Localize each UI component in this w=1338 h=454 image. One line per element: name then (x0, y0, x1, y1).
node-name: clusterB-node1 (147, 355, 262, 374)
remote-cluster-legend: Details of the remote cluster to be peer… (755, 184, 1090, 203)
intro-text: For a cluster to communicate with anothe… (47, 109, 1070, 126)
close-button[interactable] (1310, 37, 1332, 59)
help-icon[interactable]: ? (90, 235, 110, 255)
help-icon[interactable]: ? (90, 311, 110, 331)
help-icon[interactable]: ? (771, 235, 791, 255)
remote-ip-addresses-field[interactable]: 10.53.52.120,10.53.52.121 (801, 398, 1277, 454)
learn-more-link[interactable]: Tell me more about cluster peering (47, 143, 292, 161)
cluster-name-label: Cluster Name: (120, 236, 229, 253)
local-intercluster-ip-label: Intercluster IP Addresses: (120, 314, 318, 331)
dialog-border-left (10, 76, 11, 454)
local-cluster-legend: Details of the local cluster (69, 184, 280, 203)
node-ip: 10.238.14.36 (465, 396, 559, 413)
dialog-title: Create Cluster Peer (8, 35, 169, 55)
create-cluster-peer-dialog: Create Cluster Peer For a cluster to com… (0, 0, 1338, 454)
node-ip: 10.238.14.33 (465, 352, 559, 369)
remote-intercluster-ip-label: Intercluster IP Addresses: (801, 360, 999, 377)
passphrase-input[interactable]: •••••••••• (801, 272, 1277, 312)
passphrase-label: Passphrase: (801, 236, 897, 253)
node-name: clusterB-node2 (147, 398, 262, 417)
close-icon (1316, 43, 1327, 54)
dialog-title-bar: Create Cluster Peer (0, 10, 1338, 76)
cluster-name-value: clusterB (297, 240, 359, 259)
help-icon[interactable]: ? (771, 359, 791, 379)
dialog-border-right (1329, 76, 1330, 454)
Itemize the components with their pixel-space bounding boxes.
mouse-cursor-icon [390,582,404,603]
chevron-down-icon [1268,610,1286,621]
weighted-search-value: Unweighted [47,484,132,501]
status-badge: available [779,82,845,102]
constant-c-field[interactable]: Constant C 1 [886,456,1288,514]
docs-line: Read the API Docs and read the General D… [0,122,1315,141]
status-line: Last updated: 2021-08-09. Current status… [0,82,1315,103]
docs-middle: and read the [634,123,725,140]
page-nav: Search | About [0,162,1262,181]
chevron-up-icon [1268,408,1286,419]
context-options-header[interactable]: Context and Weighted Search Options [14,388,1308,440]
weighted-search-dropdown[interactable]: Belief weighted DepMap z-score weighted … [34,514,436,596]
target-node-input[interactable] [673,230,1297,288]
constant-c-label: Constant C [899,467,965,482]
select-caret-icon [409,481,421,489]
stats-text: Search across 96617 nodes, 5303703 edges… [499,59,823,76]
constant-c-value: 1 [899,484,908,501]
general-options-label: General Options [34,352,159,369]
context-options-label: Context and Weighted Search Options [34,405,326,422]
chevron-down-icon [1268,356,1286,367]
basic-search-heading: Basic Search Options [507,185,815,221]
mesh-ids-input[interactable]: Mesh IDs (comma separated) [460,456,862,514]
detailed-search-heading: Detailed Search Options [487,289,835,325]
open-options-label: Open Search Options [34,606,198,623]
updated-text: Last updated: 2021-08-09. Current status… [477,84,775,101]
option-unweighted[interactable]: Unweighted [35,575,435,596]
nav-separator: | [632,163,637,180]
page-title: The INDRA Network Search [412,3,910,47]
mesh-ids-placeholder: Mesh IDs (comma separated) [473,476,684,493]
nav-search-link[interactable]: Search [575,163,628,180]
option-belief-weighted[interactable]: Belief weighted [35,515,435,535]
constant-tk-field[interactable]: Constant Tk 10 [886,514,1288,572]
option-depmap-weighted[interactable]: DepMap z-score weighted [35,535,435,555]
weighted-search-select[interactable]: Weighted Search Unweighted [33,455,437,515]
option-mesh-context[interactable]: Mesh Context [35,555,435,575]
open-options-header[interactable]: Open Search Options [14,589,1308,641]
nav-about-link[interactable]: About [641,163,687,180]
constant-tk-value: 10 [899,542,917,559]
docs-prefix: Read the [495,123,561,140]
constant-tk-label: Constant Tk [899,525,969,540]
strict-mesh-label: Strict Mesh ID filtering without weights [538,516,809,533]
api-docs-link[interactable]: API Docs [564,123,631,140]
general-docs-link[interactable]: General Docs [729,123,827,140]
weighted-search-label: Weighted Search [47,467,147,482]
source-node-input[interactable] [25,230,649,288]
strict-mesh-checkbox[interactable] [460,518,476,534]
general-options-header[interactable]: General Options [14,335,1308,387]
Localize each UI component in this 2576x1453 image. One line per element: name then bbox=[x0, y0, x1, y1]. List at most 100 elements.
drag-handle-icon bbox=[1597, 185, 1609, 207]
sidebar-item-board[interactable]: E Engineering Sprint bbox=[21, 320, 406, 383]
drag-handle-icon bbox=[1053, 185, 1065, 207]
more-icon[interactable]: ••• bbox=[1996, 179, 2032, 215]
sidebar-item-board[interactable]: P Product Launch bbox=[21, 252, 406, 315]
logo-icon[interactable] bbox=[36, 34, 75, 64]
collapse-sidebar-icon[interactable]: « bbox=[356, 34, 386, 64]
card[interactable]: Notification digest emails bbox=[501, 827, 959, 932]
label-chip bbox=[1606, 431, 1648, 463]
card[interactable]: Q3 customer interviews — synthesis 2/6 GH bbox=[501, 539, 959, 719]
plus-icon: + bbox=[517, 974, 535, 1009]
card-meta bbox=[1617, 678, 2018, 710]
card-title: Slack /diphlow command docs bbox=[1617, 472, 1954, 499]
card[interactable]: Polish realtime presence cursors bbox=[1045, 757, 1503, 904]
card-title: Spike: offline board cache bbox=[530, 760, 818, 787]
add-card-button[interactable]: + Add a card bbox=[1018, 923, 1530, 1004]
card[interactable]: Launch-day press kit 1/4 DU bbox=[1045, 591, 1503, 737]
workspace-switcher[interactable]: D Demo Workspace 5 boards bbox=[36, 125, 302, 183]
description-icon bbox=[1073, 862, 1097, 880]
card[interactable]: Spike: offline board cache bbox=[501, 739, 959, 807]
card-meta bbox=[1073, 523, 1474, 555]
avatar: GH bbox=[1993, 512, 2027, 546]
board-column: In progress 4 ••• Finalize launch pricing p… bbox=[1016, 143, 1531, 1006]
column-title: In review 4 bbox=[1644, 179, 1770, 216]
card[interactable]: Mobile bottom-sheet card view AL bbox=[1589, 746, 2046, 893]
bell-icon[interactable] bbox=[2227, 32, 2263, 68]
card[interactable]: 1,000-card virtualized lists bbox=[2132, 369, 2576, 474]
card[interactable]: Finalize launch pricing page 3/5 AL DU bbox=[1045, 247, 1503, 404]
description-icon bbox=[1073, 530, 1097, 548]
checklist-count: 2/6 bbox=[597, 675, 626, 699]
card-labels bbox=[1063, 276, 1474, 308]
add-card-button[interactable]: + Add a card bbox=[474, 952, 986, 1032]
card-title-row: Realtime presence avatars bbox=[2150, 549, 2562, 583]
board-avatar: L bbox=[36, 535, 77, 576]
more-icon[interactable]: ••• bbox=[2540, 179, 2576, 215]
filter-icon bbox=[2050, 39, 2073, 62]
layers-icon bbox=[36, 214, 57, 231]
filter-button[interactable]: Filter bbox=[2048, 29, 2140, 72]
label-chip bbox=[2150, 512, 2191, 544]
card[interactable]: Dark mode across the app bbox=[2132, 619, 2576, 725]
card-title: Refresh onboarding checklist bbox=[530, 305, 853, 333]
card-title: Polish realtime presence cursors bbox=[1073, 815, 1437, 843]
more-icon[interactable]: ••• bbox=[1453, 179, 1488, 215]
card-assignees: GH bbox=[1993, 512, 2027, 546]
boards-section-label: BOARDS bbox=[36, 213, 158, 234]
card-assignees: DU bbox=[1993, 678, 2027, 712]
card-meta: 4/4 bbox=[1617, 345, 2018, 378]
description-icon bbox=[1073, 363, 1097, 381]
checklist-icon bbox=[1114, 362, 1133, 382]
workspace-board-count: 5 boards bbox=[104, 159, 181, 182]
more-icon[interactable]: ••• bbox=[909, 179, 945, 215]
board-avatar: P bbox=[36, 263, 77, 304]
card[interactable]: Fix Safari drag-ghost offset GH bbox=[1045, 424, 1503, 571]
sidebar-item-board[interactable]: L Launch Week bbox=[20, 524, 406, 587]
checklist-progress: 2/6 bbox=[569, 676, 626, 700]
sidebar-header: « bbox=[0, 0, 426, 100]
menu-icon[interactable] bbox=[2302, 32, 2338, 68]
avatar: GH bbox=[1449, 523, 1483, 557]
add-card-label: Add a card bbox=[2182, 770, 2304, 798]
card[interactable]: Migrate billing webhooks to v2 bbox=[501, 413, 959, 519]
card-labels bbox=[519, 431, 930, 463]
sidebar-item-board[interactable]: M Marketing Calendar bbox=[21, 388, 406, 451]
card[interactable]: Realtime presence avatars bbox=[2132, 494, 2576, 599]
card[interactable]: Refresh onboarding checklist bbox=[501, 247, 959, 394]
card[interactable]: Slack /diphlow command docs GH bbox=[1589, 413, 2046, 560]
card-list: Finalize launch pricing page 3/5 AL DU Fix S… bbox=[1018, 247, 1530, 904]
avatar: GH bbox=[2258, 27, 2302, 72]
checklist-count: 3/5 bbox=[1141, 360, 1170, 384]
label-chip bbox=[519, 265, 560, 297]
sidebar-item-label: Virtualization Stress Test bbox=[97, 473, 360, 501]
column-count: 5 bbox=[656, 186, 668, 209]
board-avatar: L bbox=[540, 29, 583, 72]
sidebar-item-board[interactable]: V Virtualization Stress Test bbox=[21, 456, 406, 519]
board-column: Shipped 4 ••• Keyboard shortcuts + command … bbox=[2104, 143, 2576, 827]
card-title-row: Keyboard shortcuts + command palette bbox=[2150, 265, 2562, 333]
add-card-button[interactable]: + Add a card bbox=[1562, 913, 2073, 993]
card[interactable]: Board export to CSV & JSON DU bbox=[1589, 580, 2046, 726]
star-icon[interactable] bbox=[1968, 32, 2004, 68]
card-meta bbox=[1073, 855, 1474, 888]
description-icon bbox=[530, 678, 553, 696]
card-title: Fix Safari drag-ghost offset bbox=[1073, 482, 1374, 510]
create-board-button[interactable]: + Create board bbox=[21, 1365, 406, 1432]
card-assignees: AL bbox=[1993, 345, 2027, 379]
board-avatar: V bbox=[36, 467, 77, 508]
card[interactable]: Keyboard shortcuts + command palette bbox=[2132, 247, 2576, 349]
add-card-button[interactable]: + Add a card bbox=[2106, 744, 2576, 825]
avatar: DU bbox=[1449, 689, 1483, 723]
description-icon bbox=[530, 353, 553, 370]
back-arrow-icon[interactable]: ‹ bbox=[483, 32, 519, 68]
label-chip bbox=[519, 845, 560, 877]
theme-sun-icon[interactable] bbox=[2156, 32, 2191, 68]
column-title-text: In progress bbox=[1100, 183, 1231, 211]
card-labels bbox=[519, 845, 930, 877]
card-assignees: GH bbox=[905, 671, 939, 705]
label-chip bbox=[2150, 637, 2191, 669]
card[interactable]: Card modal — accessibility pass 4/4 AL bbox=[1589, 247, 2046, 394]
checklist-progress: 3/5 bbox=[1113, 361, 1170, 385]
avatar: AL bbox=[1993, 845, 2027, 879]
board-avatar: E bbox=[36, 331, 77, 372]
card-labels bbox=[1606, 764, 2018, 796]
━━━━
▶ REQUIRED TASK: Copy out everything from the beginning of the material down to and including the line that contains "learn-more-link[interactable]: Tell me", with no changes.

▶ OUTPUT BELOW:
Localize each UI component in this w=1338 h=454 image. One line per element: name then (x0, y0, x1, y1).
node-name: clusterB-node1 (147, 355, 262, 374)
remote-cluster-legend: Details of the remote cluster to be peer… (755, 184, 1090, 203)
intro-text: For a cluster to communicate with anothe… (47, 109, 1070, 126)
close-button[interactable] (1310, 37, 1332, 59)
help-icon[interactable]: ? (90, 235, 110, 255)
help-icon[interactable]: ? (90, 311, 110, 331)
help-icon[interactable]: ? (771, 235, 791, 255)
remote-ip-addresses-field[interactable]: 10.53.52.120,10.53.52.121 (801, 398, 1277, 454)
learn-more-link[interactable]: Tell me more about cluster peering (47, 143, 292, 161)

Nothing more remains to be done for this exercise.